Collection entries
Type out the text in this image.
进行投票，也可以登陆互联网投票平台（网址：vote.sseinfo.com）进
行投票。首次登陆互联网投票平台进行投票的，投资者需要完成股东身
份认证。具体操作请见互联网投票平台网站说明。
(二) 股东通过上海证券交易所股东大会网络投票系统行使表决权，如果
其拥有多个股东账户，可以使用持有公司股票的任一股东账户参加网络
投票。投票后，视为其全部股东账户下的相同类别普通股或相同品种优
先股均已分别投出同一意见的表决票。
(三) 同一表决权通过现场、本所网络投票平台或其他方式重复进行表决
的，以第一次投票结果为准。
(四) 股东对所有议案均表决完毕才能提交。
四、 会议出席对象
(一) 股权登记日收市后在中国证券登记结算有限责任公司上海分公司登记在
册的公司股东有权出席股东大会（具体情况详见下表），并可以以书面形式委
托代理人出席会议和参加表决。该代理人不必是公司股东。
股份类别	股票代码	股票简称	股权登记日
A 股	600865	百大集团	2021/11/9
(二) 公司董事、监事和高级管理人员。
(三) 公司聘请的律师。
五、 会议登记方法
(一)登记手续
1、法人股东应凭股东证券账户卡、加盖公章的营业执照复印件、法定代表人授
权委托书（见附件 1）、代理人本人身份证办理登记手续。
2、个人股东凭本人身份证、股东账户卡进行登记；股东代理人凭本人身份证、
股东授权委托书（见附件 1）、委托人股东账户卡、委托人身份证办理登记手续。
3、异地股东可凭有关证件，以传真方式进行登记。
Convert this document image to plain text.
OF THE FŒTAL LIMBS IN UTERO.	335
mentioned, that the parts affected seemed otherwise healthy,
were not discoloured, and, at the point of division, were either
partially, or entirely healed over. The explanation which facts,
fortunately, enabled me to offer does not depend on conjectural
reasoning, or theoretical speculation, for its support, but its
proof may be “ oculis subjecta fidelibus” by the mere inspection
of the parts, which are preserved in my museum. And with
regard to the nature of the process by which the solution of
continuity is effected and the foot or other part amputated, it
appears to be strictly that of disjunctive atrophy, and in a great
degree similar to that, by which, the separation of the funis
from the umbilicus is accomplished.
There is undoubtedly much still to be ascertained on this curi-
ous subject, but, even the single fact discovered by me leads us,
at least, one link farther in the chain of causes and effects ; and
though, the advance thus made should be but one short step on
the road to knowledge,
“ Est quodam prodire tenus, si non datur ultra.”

- **Exercise description**
Repeat every entry exactly as written above.

- **Task result**
Type out the text in this image.
进行投票，也可以登陆互联网投票平台（网址：vote.sseinfo.com）进
行投票。首次登陆互联网投票平台进行投票的，投资者需要完成股东身
份认证。具体操作请见互联网投票平台网站说明。
(二) 股东通过上海证券交易所股东大会网络投票系统行使表决权，如果
其拥有多个股东账户，可以使用持有公司股票的任一股东账户参加网络
投票。投票后，视为其全部股东账户下的相同类别普通股或相同品种优
先股均已分别投出同一意见的表决票。
(三) 同一表决权通过现场、本所网络投票平台或其他方式重复进行表决
的，以第一次投票结果为准。
(四) 股东对所有议案均表决完毕才能提交。
四、 会议出席对象
(一) 股权登记日收市后在中国证券登记结算有限责任公司上海分公司登记在
册的公司股东有权出席股东大会（具体情况详见下表），并可以以书面形式委
托代理人出席会议和参加表决。该代理人不必是公司股东。
股份类别	股票代码	股票简称	股权登记日
A 股	600865	百大集团	2021/11/9
(二) 公司董事、监事和高级管理人员。
(三) 公司聘请的律师。
五、 会议登记方法
(一)登记手续
1、法人股东应凭股东证券账户卡、加盖公章的营业执照复印件、法定代表人授
权委托书（见附件 1）、代理人本人身份证办理登记手续。
2、个人股东凭本人身份证、股东账户卡进行登记；股东代理人凭本人身份证、
股东授权委托书（见附件 1）、委托人股东账户卡、委托人身份证办理登记手续。
3、异地股东可凭有关证件，以传真方式进行登记。
Convert this document image to plain text.
OF THE FŒTAL LIMBS IN UTERO.	335
mentioned, that the parts affected seemed otherwise healthy,
were not discoloured, and, at the point of division, were either
partially, or entirely healed over. The explanation which facts,
fortunately, enabled me to offer does not depend on conjectural
reasoning, or theoretical speculation, for its support, but its
proof may be “ oculis subjecta fidelibus” by the mere inspection
of the parts, which are preserved in my museum. And with
regard to the nature of the process by which the solution of
continuity is effected and the foot or other part amputated, it
appears to be strictly that of disjunctive atrophy, and in a great
degree similar to that, by which, the separation of the funis
from the umbilicus is accomplished.
There is undoubtedly much still to be ascertained on this curi-
ous subject, but, even the single fact discovered by me leads us,
at least, one link farther in the chain of causes and effects ; and
though, the advance thus made should be but one short step on
the road to knowledge,
“ Est quodam prodire tenus, si non datur ultra.”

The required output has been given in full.